ENTRIES:
## begin
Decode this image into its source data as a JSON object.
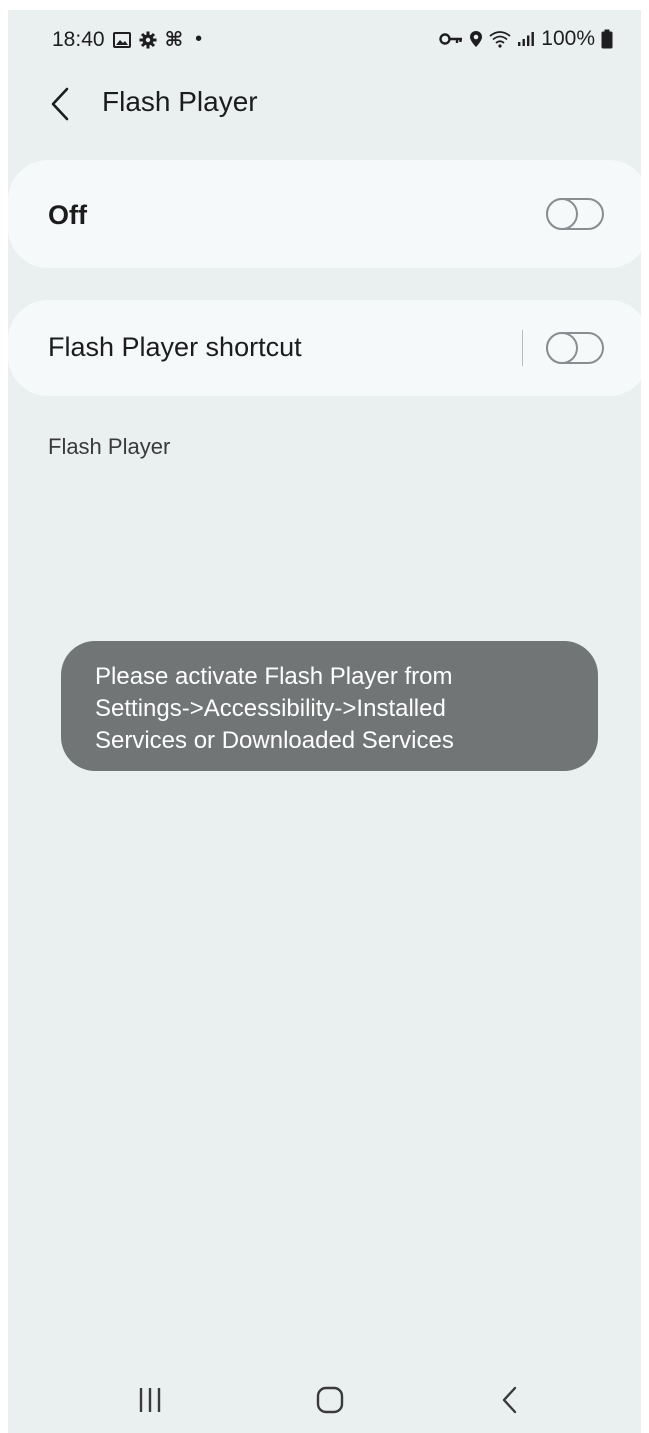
{
  "status_bar": {
    "time": "18:40",
    "left_icons": [
      "gallery-icon",
      "settings-icon",
      "command-icon",
      "dot-icon"
    ],
    "right_icons": [
      "key-icon",
      "location-icon",
      "wifi-icon",
      "signal-icon",
      "battery-icon"
    ],
    "battery_text": "100%",
    "dot": "•",
    "command_glyph": "⌘"
  },
  "app_bar": {
    "title": "Flash Player"
  },
  "main_toggle": {
    "label": "Off",
    "state": "off"
  },
  "shortcut_toggle": {
    "label": "Flash Player shortcut",
    "state": "off"
  },
  "section_caption": "Flash Player",
  "toast": {
    "lines": [
      "Please activate Flash Player from",
      "Settings->Accessibility->Installed",
      "Services or Downloaded Services"
    ]
  },
  "nav_bar": {
    "buttons": [
      "recents-icon",
      "home-icon",
      "back-icon"
    ]
  },
  "colors": {
    "background": "#eaeff0",
    "card": "#f6f9f9",
    "toast": "#717575",
    "switch_off": "#8a8e90"
  }
}
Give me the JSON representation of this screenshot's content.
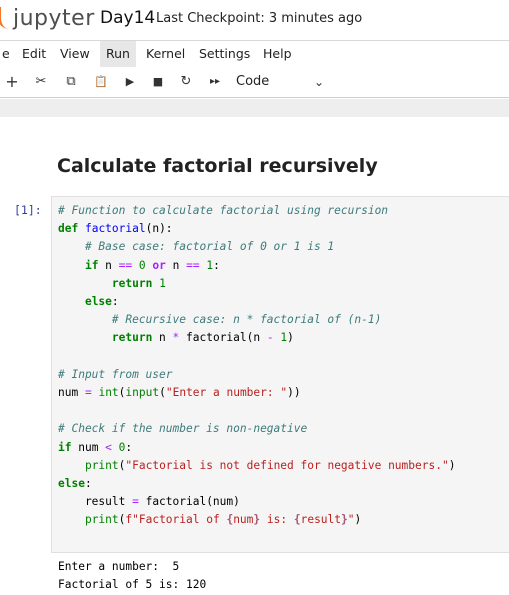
{
  "header": {
    "logo_text": "jupyter",
    "notebook_title": "Day14",
    "checkpoint_text": "Last Checkpoint: 3 minutes ago"
  },
  "menu": [
    "e",
    "Edit",
    "View",
    "Run",
    "Kernel",
    "Settings",
    "Help"
  ],
  "toolbar": {
    "add": "+",
    "cut": "✂",
    "copy": "⧉",
    "paste": "📋",
    "run": "▶",
    "stop": "■",
    "restart": "↻",
    "run_all": "▸▸",
    "cell_type": "Code",
    "cell_type_chevron": "⌄"
  },
  "markdown_heading": "Calculate factorial recursively",
  "code_cell": {
    "prompt": "[1]:",
    "lines": [
      "# Function to calculate factorial using recursion",
      "def factorial(n):",
      "    # Base case: factorial of 0 or 1 is 1",
      "    if n == 0 or n == 1:",
      "        return 1",
      "    else:",
      "        # Recursive case: n * factorial of (n-1)",
      "        return n * factorial(n - 1)",
      "",
      "# Input from user",
      "num = int(input(\"Enter a number: \"))",
      "",
      "# Check if the number is non-negative",
      "if num < 0:",
      "    print(\"Factorial is not defined for negative numbers.\")",
      "else:",
      "    result = factorial(num)",
      "    print(f\"Factorial of {num} is: {result}\")"
    ]
  },
  "output": {
    "lines": [
      "Enter a number:  5",
      "Factorial of 5 is: 120"
    ]
  },
  "colors": {
    "accent_orange": "#f37726",
    "prompt_blue": "#303f9f",
    "comment": "#3d7b7b",
    "keyword": "#008000",
    "string": "#ba2121",
    "function": "#0000ff"
  }
}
## end
GIVEN INSTRUCTION:
Do not include the pictures. Quote only the lines from the line with "Give me the" through the end of the material, both ends included, exactly.

OUTPUT OF THE EXERCISE:
Give me the JSON representation of this screenshot's content.
{
  "header": {
    "logo_text": "jupyter",
    "notebook_title": "Day14",
    "checkpoint_text": "Last Checkpoint: 3 minutes ago"
  },
  "menu": [
    "e",
    "Edit",
    "View",
    "Run",
    "Kernel",
    "Settings",
    "Help"
  ],
  "toolbar": {
    "add": "+",
    "cut": "✂",
    "copy": "⧉",
    "paste": "📋",
    "run": "▶",
    "stop": "■",
    "restart": "↻",
    "run_all": "▸▸",
    "cell_type": "Code",
    "cell_type_chevron": "⌄"
  },
  "markdown_heading": "Calculate factorial recursively",
  "code_cell": {
    "prompt": "[1]:",
    "lines": [
      "# Function to calculate factorial using recursion",
      "def factorial(n):",
      "    # Base case: factorial of 0 or 1 is 1",
      "    if n == 0 or n == 1:",
      "        return 1",
      "    else:",
      "        # Recursive case: n * factorial of (n-1)",
      "        return n * factorial(n - 1)",
      "",
      "# Input from user",
      "num = int(input(\"Enter a number: \"))",
      "",
      "# Check if the number is non-negative",
      "if num < 0:",
      "    print(\"Factorial is not defined for negative numbers.\")",
      "else:",
      "    result = factorial(num)",
      "    print(f\"Factorial of {num} is: {result}\")"
    ]
  },
  "output": {
    "lines": [
      "Enter a number:  5",
      "Factorial of 5 is: 120"
    ]
  },
  "colors": {
    "accent_orange": "#f37726",
    "prompt_blue": "#303f9f",
    "comment": "#3d7b7b",
    "keyword": "#008000",
    "string": "#ba2121",
    "function": "#0000ff"
  }
}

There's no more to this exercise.